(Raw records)

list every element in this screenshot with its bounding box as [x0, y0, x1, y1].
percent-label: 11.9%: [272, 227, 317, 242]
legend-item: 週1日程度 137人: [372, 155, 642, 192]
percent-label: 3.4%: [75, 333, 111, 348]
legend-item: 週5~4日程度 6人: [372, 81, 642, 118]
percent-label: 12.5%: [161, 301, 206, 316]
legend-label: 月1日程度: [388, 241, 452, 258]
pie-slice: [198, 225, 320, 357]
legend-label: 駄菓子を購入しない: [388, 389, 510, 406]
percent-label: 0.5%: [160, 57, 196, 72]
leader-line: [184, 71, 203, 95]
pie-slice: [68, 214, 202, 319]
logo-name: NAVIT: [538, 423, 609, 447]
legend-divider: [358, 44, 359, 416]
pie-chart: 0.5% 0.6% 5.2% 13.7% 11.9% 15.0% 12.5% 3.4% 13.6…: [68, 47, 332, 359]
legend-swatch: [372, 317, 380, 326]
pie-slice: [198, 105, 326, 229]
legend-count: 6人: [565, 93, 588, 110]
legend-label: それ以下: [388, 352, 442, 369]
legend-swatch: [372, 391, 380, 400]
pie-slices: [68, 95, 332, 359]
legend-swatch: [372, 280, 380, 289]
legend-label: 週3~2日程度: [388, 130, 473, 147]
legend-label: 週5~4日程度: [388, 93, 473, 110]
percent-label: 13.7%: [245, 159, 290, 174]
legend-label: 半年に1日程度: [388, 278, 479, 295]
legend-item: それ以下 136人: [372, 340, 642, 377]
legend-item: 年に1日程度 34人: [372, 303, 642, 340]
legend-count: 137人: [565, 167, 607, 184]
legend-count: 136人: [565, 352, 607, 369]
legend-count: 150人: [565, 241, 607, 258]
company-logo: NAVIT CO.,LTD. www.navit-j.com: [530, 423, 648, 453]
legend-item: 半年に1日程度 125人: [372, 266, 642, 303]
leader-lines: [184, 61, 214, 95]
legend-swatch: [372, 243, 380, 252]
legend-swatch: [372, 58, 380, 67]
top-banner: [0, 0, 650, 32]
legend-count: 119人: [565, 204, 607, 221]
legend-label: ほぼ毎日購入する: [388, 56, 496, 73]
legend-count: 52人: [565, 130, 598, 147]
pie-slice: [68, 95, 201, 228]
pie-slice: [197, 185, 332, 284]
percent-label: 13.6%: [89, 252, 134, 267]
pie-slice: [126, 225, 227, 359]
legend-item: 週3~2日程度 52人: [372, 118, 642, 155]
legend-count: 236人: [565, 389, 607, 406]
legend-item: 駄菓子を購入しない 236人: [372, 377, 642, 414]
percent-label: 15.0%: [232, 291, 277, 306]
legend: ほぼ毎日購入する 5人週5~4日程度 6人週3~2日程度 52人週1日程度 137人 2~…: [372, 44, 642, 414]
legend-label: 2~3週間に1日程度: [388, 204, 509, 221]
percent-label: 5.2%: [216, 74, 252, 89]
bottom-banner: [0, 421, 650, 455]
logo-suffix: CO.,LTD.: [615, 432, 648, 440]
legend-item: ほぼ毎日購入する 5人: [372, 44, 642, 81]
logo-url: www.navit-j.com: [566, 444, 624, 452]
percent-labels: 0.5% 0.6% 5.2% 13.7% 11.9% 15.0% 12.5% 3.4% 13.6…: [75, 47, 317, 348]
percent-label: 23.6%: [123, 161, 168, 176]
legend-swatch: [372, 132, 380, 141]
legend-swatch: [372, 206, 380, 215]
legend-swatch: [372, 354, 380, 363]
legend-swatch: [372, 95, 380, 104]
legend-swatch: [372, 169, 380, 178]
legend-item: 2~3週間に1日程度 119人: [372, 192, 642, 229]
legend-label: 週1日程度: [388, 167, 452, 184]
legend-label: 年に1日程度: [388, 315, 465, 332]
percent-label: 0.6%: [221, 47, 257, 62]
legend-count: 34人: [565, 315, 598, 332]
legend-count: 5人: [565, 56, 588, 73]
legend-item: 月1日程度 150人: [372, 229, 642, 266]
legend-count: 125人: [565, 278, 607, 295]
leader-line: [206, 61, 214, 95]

- **SHORT TASK**
Reproduce all of the records above word for word, keeping every line unchanged.

- **WRITTEN REPLY**
list every element in this screenshot with its bounding box as [x0, y0, x1, y1].
percent-label: 11.9%: [272, 227, 317, 242]
legend-item: 週1日程度 137人: [372, 155, 642, 192]
percent-label: 3.4%: [75, 333, 111, 348]
legend-item: 週5~4日程度 6人: [372, 81, 642, 118]
percent-label: 12.5%: [161, 301, 206, 316]
legend-label: 月1日程度: [388, 241, 452, 258]
pie-slice: [198, 225, 320, 357]
legend-label: 駄菓子を購入しない: [388, 389, 510, 406]
percent-label: 0.5%: [160, 57, 196, 72]
leader-line: [184, 71, 203, 95]
pie-slice: [68, 214, 202, 319]
logo-name: NAVIT: [538, 423, 609, 447]
legend-divider: [358, 44, 359, 416]
pie-chart: 0.5% 0.6% 5.2% 13.7% 11.9% 15.0% 12.5% 3.4% 13.6…: [68, 47, 332, 359]
legend-swatch: [372, 317, 380, 326]
pie-slice: [198, 105, 326, 229]
legend-count: 6人: [565, 93, 588, 110]
legend-label: それ以下: [388, 352, 442, 369]
legend-swatch: [372, 391, 380, 400]
pie-slices: [68, 95, 332, 359]
legend-swatch: [372, 280, 380, 289]
legend-label: 週3~2日程度: [388, 130, 473, 147]
legend-label: 週5~4日程度: [388, 93, 473, 110]
percent-label: 13.7%: [245, 159, 290, 174]
legend-label: 半年に1日程度: [388, 278, 479, 295]
legend-item: それ以下 136人: [372, 340, 642, 377]
legend-item: 年に1日程度 34人: [372, 303, 642, 340]
legend-count: 137人: [565, 167, 607, 184]
legend-count: 136人: [565, 352, 607, 369]
legend-count: 150人: [565, 241, 607, 258]
company-logo: NAVIT CO.,LTD. www.navit-j.com: [530, 423, 648, 453]
legend-item: 半年に1日程度 125人: [372, 266, 642, 303]
leader-lines: [184, 61, 214, 95]
legend-swatch: [372, 243, 380, 252]
legend-swatch: [372, 58, 380, 67]
top-banner: [0, 0, 650, 32]
legend-count: 119人: [565, 204, 607, 221]
legend-label: ほぼ毎日購入する: [388, 56, 496, 73]
legend-count: 52人: [565, 130, 598, 147]
pie-slice: [68, 95, 201, 228]
pie-slice: [197, 185, 332, 284]
percent-label: 13.6%: [89, 252, 134, 267]
pie-slice: [126, 225, 227, 359]
legend-item: 週3~2日程度 52人: [372, 118, 642, 155]
legend-count: 236人: [565, 389, 607, 406]
legend-item: 駄菓子を購入しない 236人: [372, 377, 642, 414]
percent-label: 15.0%: [232, 291, 277, 306]
legend: ほぼ毎日購入する 5人週5~4日程度 6人週3~2日程度 52人週1日程度 137人 2~…: [372, 44, 642, 414]
legend-label: 2~3週間に1日程度: [388, 204, 509, 221]
percent-label: 5.2%: [216, 74, 252, 89]
bottom-banner: [0, 421, 650, 455]
logo-suffix: CO.,LTD.: [615, 432, 648, 440]
legend-item: ほぼ毎日購入する 5人: [372, 44, 642, 81]
logo-url: www.navit-j.com: [566, 444, 624, 452]
percent-labels: 0.5% 0.6% 5.2% 13.7% 11.9% 15.0% 12.5% 3.4% 13.6…: [75, 47, 317, 348]
percent-label: 23.6%: [123, 161, 168, 176]
legend-swatch: [372, 132, 380, 141]
legend-swatch: [372, 206, 380, 215]
legend-swatch: [372, 354, 380, 363]
legend-swatch: [372, 95, 380, 104]
legend-swatch: [372, 169, 380, 178]
legend-item: 2~3週間に1日程度 119人: [372, 192, 642, 229]
legend-label: 週1日程度: [388, 167, 452, 184]
legend-label: 年に1日程度: [388, 315, 465, 332]
percent-label: 0.6%: [221, 47, 257, 62]
legend-count: 34人: [565, 315, 598, 332]
legend-count: 5人: [565, 56, 588, 73]
legend-item: 月1日程度 150人: [372, 229, 642, 266]
legend-count: 125人: [565, 278, 607, 295]
leader-line: [206, 61, 214, 95]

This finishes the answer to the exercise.